Figure record extracts:

■ ■ ■ ■

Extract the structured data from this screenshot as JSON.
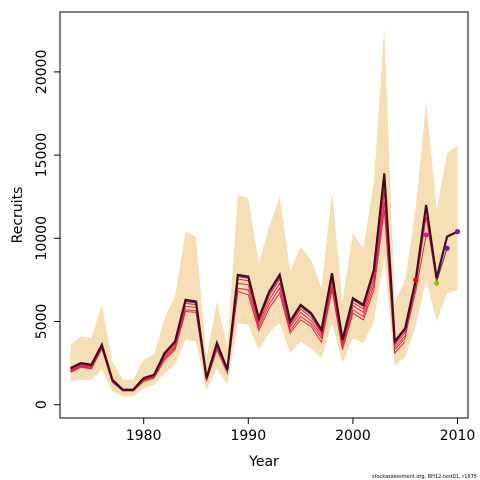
{
  "chart_data": {
    "type": "line",
    "xlabel": "Year",
    "ylabel": "Recruits",
    "footnote": "stockassessment.org, BH12-test01, r1675",
    "xlim": [
      1972,
      2011
    ],
    "ylim": [
      -800,
      23600
    ],
    "x_ticks": [
      1980,
      1990,
      2000,
      2010
    ],
    "y_ticks": [
      0,
      5000,
      10000,
      15000,
      20000
    ],
    "colors": {
      "band": "#f5deb3",
      "main": "#3d0f1f",
      "retro": "#e8224a",
      "purple_line": "#7a1f7a",
      "point_red": "#ff0000",
      "point_magenta": "#e0109a",
      "point_green": "#7ecb20",
      "point_purple": "#6a1fa0"
    },
    "years": [
      1973,
      1974,
      1975,
      1976,
      1977,
      1978,
      1979,
      1980,
      1981,
      1982,
      1983,
      1984,
      1985,
      1986,
      1987,
      1988,
      1989,
      1990,
      1991,
      1992,
      1993,
      1994,
      1995,
      1996,
      1997,
      1998,
      1999,
      2000,
      2001,
      2002,
      2003,
      2004,
      2005,
      2006,
      2007,
      2008,
      2009,
      2010
    ],
    "recruits": [
      2200,
      2500,
      2400,
      3600,
      1500,
      900,
      900,
      1600,
      1800,
      3100,
      3800,
      6300,
      6200,
      1600,
      3700,
      2100,
      7800,
      7700,
      5200,
      6800,
      7800,
      5000,
      6000,
      5500,
      4500,
      7900,
      3900,
      6400,
      6000,
      8100,
      13900,
      3800,
      4600,
      7500,
      12000,
      7600,
      10100,
      10400
    ],
    "ci_lower": [
      1400,
      1500,
      1500,
      2100,
      800,
      500,
      500,
      1000,
      1200,
      1900,
      2400,
      3900,
      3800,
      900,
      2200,
      1200,
      4900,
      4800,
      3300,
      4300,
      4900,
      3100,
      3800,
      3400,
      2800,
      4900,
      2500,
      4000,
      3700,
      5000,
      8900,
      2300,
      2900,
      4700,
      7500,
      5000,
      6700,
      6900
    ],
    "ci_upper": [
      3600,
      4100,
      4000,
      6000,
      2600,
      1500,
      1500,
      2700,
      3000,
      5200,
      6500,
      10400,
      10100,
      2800,
      6200,
      3500,
      12600,
      12400,
      8500,
      10700,
      12500,
      8000,
      9500,
      8700,
      7000,
      12800,
      6200,
      10300,
      9400,
      13400,
      22600,
      6100,
      7500,
      11800,
      18200,
      11700,
      15100,
      15600
    ],
    "retro_paths": [
      {
        "name": "retro-1",
        "to_year": 2009,
        "values": [
          2150,
          2450,
          2350,
          3550,
          1450,
          880,
          880,
          1570,
          1770,
          3050,
          3700,
          6200,
          6100,
          1570,
          3650,
          2070,
          7700,
          7600,
          5100,
          6700,
          7700,
          4900,
          5900,
          5400,
          4400,
          7800,
          3850,
          6300,
          5900,
          8000,
          13700,
          3700,
          4500,
          7300,
          11800,
          7400,
          9400
        ]
      },
      {
        "name": "retro-2",
        "to_year": 2008,
        "values": [
          2100,
          2400,
          2300,
          3500,
          1420,
          860,
          860,
          1540,
          1740,
          3000,
          3620,
          6100,
          6000,
          1540,
          3600,
          2040,
          7550,
          7450,
          5000,
          6550,
          7550,
          4800,
          5750,
          5250,
          4300,
          7600,
          3750,
          6150,
          5750,
          7800,
          13300,
          3600,
          4350,
          7100,
          11300,
          7300
        ]
      },
      {
        "name": "retro-3",
        "to_year": 2007,
        "values": [
          2050,
          2350,
          2250,
          3450,
          1400,
          850,
          850,
          1500,
          1700,
          2900,
          3500,
          5900,
          5850,
          1500,
          3500,
          2000,
          7300,
          7200,
          4850,
          6300,
          7300,
          4650,
          5550,
          5050,
          4150,
          7400,
          3650,
          5950,
          5550,
          7500,
          12800,
          3450,
          4150,
          6800,
          10200
        ]
      },
      {
        "name": "retro-4",
        "to_year": 2006,
        "values": [
          2000,
          2300,
          2200,
          3400,
          1380,
          840,
          840,
          1450,
          1650,
          2800,
          3400,
          5700,
          5650,
          1450,
          3400,
          1950,
          7000,
          6900,
          4650,
          6050,
          7000,
          4450,
          5300,
          4850,
          4000,
          7100,
          3500,
          5700,
          5300,
          7200,
          12200,
          3300,
          4000,
          7500
        ]
      },
      {
        "name": "retro-5",
        "to_year": 2005,
        "values": [
          1950,
          2250,
          2150,
          3350,
          1350,
          820,
          820,
          1400,
          1600,
          2700,
          3300,
          5600,
          5550,
          1400,
          3300,
          1900,
          6800,
          6600,
          4450,
          5800,
          6700,
          4300,
          5100,
          4700,
          3750,
          6900,
          3300,
          5500,
          5100,
          6900,
          11700,
          3100,
          3800
        ]
      }
    ],
    "end_points": [
      {
        "year": 2006,
        "value": 7500,
        "color": "#ff0000"
      },
      {
        "year": 2007,
        "value": 10200,
        "color": "#e0109a"
      },
      {
        "year": 2008,
        "value": 7300,
        "color": "#7ecb20"
      },
      {
        "year": 2009,
        "value": 9400,
        "color": "#6a1fa0"
      },
      {
        "year": 2010,
        "value": 10400,
        "color": "#6a1fa0"
      }
    ]
  }
}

■ ■ ■ ■

Take every line containing the word "name" and copy it.

## RESPONSE TO THE TASK
        "name": "retro-1",
        "name": "retro-2",
        "name": "retro-3",
        "name": "retro-4",
        "name": "retro-5",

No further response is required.